### Recorded information ###

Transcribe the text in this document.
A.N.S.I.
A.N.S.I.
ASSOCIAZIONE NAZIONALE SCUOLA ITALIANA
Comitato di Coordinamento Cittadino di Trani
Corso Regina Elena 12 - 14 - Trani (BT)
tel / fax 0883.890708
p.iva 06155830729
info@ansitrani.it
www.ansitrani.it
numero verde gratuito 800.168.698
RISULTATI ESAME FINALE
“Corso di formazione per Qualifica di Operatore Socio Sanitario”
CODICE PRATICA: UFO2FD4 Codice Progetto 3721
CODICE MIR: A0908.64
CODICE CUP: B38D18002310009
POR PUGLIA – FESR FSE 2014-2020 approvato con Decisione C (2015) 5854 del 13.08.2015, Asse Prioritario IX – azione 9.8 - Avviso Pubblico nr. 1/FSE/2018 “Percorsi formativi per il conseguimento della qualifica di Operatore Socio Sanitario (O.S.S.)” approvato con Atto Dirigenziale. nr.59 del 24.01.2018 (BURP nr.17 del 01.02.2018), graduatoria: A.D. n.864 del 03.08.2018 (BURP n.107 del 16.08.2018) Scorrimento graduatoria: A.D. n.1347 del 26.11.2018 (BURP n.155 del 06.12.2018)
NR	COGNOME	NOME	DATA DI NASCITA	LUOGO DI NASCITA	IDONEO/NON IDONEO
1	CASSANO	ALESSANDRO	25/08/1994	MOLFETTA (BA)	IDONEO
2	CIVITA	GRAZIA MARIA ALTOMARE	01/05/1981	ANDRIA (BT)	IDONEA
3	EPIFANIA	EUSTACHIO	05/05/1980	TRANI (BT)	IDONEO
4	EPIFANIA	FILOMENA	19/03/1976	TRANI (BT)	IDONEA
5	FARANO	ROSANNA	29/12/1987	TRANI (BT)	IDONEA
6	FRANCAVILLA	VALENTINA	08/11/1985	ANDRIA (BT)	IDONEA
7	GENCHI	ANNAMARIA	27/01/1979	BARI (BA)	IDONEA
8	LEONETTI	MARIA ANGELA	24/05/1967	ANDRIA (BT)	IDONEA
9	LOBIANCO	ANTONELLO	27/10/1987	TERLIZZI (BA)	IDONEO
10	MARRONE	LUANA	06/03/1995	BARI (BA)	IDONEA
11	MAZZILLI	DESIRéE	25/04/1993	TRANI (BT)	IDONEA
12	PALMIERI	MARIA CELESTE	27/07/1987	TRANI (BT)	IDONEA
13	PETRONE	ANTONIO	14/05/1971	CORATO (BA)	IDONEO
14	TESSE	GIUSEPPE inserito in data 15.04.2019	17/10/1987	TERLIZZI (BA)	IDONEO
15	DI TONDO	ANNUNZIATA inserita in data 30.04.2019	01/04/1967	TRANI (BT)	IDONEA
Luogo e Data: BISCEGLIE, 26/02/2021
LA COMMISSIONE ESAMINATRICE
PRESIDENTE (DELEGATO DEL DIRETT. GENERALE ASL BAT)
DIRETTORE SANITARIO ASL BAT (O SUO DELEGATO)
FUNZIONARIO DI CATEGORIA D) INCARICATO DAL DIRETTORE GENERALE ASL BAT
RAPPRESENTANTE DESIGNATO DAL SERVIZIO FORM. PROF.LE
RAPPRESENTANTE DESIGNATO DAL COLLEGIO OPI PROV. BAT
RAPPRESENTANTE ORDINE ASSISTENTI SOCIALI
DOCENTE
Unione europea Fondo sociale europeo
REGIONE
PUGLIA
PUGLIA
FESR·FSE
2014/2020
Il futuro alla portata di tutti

###

(What is needed) Here, the records must be output exactly and in full.

(Full output)
Transcribe the text in this document.
A.N.S.I.
A.N.S.I.
ASSOCIAZIONE NAZIONALE SCUOLA ITALIANA
Comitato di Coordinamento Cittadino di Trani
Corso Regina Elena 12 - 14 - Trani (BT)
tel / fax 0883.890708
p.iva 06155830729
info@ansitrani.it
www.ansitrani.it
numero verde gratuito 800.168.698
RISULTATI ESAME FINALE
“Corso di formazione per Qualifica di Operatore Socio Sanitario”
CODICE PRATICA: UFO2FD4 Codice Progetto 3721
CODICE MIR: A0908.64
CODICE CUP: B38D18002310009
POR PUGLIA – FESR FSE 2014-2020 approvato con Decisione C (2015) 5854 del 13.08.2015, Asse Prioritario IX – azione 9.8 - Avviso Pubblico nr. 1/FSE/2018 “Percorsi formativi per il conseguimento della qualifica di Operatore Socio Sanitario (O.S.S.)” approvato con Atto Dirigenziale. nr.59 del 24.01.2018 (BURP nr.17 del 01.02.2018), graduatoria: A.D. n.864 del 03.08.2018 (BURP n.107 del 16.08.2018) Scorrimento graduatoria: A.D. n.1347 del 26.11.2018 (BURP n.155 del 06.12.2018)
NR	COGNOME	NOME	DATA DI NASCITA	LUOGO DI NASCITA	IDONEO/NON IDONEO
1	CASSANO	ALESSANDRO	25/08/1994	MOLFETTA (BA)	IDONEO
2	CIVITA	GRAZIA MARIA ALTOMARE	01/05/1981	ANDRIA (BT)	IDONEA
3	EPIFANIA	EUSTACHIO	05/05/1980	TRANI (BT)	IDONEO
4	EPIFANIA	FILOMENA	19/03/1976	TRANI (BT)	IDONEA
5	FARANO	ROSANNA	29/12/1987	TRANI (BT)	IDONEA
6	FRANCAVILLA	VALENTINA	08/11/1985	ANDRIA (BT)	IDONEA
7	GENCHI	ANNAMARIA	27/01/1979	BARI (BA)	IDONEA
8	LEONETTI	MARIA ANGELA	24/05/1967	ANDRIA (BT)	IDONEA
9	LOBIANCO	ANTONELLO	27/10/1987	TERLIZZI (BA)	IDONEO
10	MARRONE	LUANA	06/03/1995	BARI (BA)	IDONEA
11	MAZZILLI	DESIRéE	25/04/1993	TRANI (BT)	IDONEA
12	PALMIERI	MARIA CELESTE	27/07/1987	TRANI (BT)	IDONEA
13	PETRONE	ANTONIO	14/05/1971	CORATO (BA)	IDONEO
14	TESSE	GIUSEPPE inserito in data 15.04.2019	17/10/1987	TERLIZZI (BA)	IDONEO
15	DI TONDO	ANNUNZIATA inserita in data 30.04.2019	01/04/1967	TRANI (BT)	IDONEA
Luogo e Data: BISCEGLIE, 26/02/2021
LA COMMISSIONE ESAMINATRICE
PRESIDENTE (DELEGATO DEL DIRETT. GENERALE ASL BAT)
DIRETTORE SANITARIO ASL BAT (O SUO DELEGATO)
FUNZIONARIO DI CATEGORIA D) INCARICATO DAL DIRETTORE GENERALE ASL BAT
RAPPRESENTANTE DESIGNATO DAL SERVIZIO FORM. PROF.LE
RAPPRESENTANTE DESIGNATO DAL COLLEGIO OPI PROV. BAT
RAPPRESENTANTE ORDINE ASSISTENTI SOCIALI
DOCENTE
Unione europea Fondo sociale europeo
REGIONE
PUGLIA
PUGLIA
FESR·FSE
2014/2020
Il futuro alla portata di tutti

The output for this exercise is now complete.